# [STATED PROBLEM]
Print all the records exactly, please.
○ ○ ○ ○ ○
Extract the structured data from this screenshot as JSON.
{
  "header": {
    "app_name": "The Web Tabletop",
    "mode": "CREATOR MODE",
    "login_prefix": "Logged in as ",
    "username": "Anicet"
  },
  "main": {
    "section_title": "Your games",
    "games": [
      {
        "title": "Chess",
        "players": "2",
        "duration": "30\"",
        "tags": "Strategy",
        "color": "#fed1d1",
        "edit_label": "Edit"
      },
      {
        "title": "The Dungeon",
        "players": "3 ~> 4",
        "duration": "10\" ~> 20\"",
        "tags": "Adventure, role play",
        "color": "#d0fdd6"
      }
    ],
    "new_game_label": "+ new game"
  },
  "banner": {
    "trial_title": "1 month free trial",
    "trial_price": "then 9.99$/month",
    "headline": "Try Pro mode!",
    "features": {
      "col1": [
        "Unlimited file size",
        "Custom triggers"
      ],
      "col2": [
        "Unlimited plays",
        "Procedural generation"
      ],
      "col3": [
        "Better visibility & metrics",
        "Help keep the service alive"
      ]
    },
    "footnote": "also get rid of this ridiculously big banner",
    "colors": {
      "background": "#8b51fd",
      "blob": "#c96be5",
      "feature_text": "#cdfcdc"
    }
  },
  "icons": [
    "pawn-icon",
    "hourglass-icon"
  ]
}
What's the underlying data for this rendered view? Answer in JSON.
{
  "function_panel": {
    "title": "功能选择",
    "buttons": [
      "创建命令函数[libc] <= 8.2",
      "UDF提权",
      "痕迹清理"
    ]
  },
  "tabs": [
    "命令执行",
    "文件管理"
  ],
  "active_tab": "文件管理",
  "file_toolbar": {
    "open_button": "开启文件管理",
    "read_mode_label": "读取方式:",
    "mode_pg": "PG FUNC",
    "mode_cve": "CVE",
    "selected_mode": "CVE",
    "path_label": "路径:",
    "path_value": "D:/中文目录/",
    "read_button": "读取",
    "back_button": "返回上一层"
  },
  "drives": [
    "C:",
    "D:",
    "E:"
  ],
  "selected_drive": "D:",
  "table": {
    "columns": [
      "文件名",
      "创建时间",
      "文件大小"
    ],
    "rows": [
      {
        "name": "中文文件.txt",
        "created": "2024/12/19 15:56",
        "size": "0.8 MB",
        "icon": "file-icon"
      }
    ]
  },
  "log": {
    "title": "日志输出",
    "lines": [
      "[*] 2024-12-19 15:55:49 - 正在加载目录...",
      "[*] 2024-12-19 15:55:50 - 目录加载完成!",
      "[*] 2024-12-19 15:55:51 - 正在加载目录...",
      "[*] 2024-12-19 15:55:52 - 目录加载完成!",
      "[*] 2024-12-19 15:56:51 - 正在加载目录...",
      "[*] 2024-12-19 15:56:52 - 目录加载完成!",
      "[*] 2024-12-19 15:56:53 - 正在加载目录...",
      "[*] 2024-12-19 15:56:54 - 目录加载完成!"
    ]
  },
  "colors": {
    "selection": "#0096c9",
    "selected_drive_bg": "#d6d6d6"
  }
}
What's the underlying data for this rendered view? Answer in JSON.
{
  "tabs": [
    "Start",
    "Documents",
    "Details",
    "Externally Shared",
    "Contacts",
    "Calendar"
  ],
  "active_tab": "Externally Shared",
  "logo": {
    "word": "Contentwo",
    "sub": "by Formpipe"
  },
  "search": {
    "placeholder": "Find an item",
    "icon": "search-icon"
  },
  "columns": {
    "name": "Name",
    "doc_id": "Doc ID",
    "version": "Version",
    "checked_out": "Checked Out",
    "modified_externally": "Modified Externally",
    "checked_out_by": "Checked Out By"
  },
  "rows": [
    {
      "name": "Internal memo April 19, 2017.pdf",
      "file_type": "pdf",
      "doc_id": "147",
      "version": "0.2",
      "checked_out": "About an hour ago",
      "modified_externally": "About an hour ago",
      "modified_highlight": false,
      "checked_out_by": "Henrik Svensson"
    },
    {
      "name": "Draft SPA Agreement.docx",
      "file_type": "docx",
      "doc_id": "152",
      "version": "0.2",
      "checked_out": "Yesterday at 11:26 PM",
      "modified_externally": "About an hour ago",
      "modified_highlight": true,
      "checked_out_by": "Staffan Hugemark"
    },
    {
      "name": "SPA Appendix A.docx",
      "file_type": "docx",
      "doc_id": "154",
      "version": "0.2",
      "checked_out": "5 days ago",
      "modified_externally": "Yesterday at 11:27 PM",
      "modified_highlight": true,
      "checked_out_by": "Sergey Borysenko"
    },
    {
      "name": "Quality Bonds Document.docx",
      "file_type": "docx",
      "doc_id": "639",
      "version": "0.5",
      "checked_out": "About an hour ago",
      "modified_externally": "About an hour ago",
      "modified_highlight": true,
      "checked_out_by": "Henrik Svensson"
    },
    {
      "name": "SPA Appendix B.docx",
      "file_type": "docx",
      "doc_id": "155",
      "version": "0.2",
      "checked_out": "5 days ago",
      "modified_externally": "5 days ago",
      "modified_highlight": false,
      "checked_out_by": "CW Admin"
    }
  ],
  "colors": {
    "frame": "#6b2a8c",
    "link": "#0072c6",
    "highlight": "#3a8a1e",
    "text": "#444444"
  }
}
○ ○ ○ ○ ○
# [WORKED SOLUTION]
Extract the structured data from this screenshot as JSON.
{
  "header": {
    "app_name": "The Web Tabletop",
    "mode": "CREATOR MODE",
    "login_prefix": "Logged in as ",
    "username": "Anicet"
  },
  "main": {
    "section_title": "Your games",
    "games": [
      {
        "title": "Chess",
        "players": "2",
        "duration": "30\"",
        "tags": "Strategy",
        "color": "#fed1d1",
        "edit_label": "Edit"
      },
      {
        "title": "The Dungeon",
        "players": "3 ~> 4",
        "duration": "10\" ~> 20\"",
        "tags": "Adventure, role play",
        "color": "#d0fdd6"
      }
    ],
    "new_game_label": "+ new game"
  },
  "banner": {
    "trial_title": "1 month free trial",
    "trial_price": "then 9.99$/month",
    "headline": "Try Pro mode!",
    "features": {
      "col1": [
        "Unlimited file size",
        "Custom triggers"
      ],
      "col2": [
        "Unlimited plays",
        "Procedural generation"
      ],
      "col3": [
        "Better visibility & metrics",
        "Help keep the service alive"
      ]
    },
    "footnote": "also get rid of this ridiculously big banner",
    "colors": {
      "background": "#8b51fd",
      "blob": "#c96be5",
      "feature_text": "#cdfcdc"
    }
  },
  "icons": [
    "pawn-icon",
    "hourglass-icon"
  ]
}
What's the underlying data for this rendered view? Answer in JSON.
{
  "function_panel": {
    "title": "功能选择",
    "buttons": [
      "创建命令函数[libc] <= 8.2",
      "UDF提权",
      "痕迹清理"
    ]
  },
  "tabs": [
    "命令执行",
    "文件管理"
  ],
  "active_tab": "文件管理",
  "file_toolbar": {
    "open_button": "开启文件管理",
    "read_mode_label": "读取方式:",
    "mode_pg": "PG FUNC",
    "mode_cve": "CVE",
    "selected_mode": "CVE",
    "path_label": "路径:",
    "path_value": "D:/中文目录/",
    "read_button": "读取",
    "back_button": "返回上一层"
  },
  "drives": [
    "C:",
    "D:",
    "E:"
  ],
  "selected_drive": "D:",
  "table": {
    "columns": [
      "文件名",
      "创建时间",
      "文件大小"
    ],
    "rows": [
      {
        "name": "中文文件.txt",
        "created": "2024/12/19 15:56",
        "size": "0.8 MB",
        "icon": "file-icon"
      }
    ]
  },
  "log": {
    "title": "日志输出",
    "lines": [
      "[*] 2024-12-19 15:55:49 - 正在加载目录...",
      "[*] 2024-12-19 15:55:50 - 目录加载完成!",
      "[*] 2024-12-19 15:55:51 - 正在加载目录...",
      "[*] 2024-12-19 15:55:52 - 目录加载完成!",
      "[*] 2024-12-19 15:56:51 - 正在加载目录...",
      "[*] 2024-12-19 15:56:52 - 目录加载完成!",
      "[*] 2024-12-19 15:56:53 - 正在加载目录...",
      "[*] 2024-12-19 15:56:54 - 目录加载完成!"
    ]
  },
  "colors": {
    "selection": "#0096c9",
    "selected_drive_bg": "#d6d6d6"
  }
}
What's the underlying data for this rendered view? Answer in JSON.
{
  "tabs": [
    "Start",
    "Documents",
    "Details",
    "Externally Shared",
    "Contacts",
    "Calendar"
  ],
  "active_tab": "Externally Shared",
  "logo": {
    "word": "Contentwo",
    "sub": "by Formpipe"
  },
  "search": {
    "placeholder": "Find an item",
    "icon": "search-icon"
  },
  "columns": {
    "name": "Name",
    "doc_id": "Doc ID",
    "version": "Version",
    "checked_out": "Checked Out",
    "modified_externally": "Modified Externally",
    "checked_out_by": "Checked Out By"
  },
  "rows": [
    {
      "name": "Internal memo April 19, 2017.pdf",
      "file_type": "pdf",
      "doc_id": "147",
      "version": "0.2",
      "checked_out": "About an hour ago",
      "modified_externally": "About an hour ago",
      "modified_highlight": false,
      "checked_out_by": "Henrik Svensson"
    },
    {
      "name": "Draft SPA Agreement.docx",
      "file_type": "docx",
      "doc_id": "152",
      "version": "0.2",
      "checked_out": "Yesterday at 11:26 PM",
      "modified_externally": "About an hour ago",
      "modified_highlight": true,
      "checked_out_by": "Staffan Hugemark"
    },
    {
      "name": "SPA Appendix A.docx",
      "file_type": "docx",
      "doc_id": "154",
      "version": "0.2",
      "checked_out": "5 days ago",
      "modified_externally": "Yesterday at 11:27 PM",
      "modified_highlight": true,
      "checked_out_by": "Sergey Borysenko"
    },
    {
      "name": "Quality Bonds Document.docx",
      "file_type": "docx",
      "doc_id": "639",
      "version": "0.5",
      "checked_out": "About an hour ago",
      "modified_externally": "About an hour ago",
      "modified_highlight": true,
      "checked_out_by": "Henrik Svensson"
    },
    {
      "name": "SPA Appendix B.docx",
      "file_type": "docx",
      "doc_id": "155",
      "version": "0.2",
      "checked_out": "5 days ago",
      "modified_externally": "5 days ago",
      "modified_highlight": false,
      "checked_out_by": "CW Admin"
    }
  ],
  "colors": {
    "frame": "#6b2a8c",
    "link": "#0072c6",
    "highlight": "#3a8a1e",
    "text": "#444444"
  }
}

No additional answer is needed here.